INFORMATION PROVIDED -
· · · · · · ·

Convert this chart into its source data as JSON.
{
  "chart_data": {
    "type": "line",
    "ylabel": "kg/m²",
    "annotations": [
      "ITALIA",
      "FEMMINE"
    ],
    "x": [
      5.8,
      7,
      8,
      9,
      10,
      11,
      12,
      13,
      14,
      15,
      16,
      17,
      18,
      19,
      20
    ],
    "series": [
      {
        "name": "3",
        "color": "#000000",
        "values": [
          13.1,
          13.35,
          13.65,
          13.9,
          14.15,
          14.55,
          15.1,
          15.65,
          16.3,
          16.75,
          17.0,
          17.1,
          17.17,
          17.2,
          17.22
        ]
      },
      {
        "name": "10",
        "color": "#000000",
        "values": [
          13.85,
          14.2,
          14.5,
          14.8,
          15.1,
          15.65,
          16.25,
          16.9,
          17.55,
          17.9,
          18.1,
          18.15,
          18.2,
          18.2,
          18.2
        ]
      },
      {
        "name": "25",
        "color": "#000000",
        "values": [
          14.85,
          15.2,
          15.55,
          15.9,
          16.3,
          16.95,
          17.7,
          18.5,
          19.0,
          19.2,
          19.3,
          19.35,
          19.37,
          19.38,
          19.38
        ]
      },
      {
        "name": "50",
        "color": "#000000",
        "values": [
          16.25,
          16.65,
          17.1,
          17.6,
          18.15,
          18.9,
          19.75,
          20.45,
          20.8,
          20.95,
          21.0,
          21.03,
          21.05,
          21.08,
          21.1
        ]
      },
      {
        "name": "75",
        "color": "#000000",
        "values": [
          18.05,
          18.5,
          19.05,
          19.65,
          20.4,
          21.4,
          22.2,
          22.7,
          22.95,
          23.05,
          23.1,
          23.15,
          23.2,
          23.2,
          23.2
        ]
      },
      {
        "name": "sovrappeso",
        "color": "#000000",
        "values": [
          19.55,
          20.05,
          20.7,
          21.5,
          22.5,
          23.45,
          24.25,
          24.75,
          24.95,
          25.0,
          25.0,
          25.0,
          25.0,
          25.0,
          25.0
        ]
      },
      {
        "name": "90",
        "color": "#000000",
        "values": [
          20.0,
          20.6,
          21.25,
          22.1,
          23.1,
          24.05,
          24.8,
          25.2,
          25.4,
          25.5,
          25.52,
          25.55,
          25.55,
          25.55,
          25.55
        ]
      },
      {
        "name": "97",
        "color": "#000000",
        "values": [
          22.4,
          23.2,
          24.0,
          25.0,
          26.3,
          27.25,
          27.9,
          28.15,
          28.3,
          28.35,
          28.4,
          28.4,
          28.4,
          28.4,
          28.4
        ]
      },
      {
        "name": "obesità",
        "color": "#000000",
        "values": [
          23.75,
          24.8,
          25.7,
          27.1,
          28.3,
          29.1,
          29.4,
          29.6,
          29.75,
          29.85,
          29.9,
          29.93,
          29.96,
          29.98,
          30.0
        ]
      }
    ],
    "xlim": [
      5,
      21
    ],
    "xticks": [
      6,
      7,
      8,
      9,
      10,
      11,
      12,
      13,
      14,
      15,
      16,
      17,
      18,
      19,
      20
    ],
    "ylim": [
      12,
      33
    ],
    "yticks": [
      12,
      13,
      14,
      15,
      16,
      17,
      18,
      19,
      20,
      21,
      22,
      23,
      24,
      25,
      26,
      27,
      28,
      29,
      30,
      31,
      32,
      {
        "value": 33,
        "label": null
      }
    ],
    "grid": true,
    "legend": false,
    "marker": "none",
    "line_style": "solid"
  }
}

· · · · · · ·

STATED TASK -
From the entries, report each line that includes the word "name".

RESPONSE TO THIS TASK -
        "name": "3",
        "name": "10",
        "name": "25",
        "name": "50",
        "name": "75",
        "name": "sovrappeso",
        "name": "90",
        "name": "97",
        "name": "obesità",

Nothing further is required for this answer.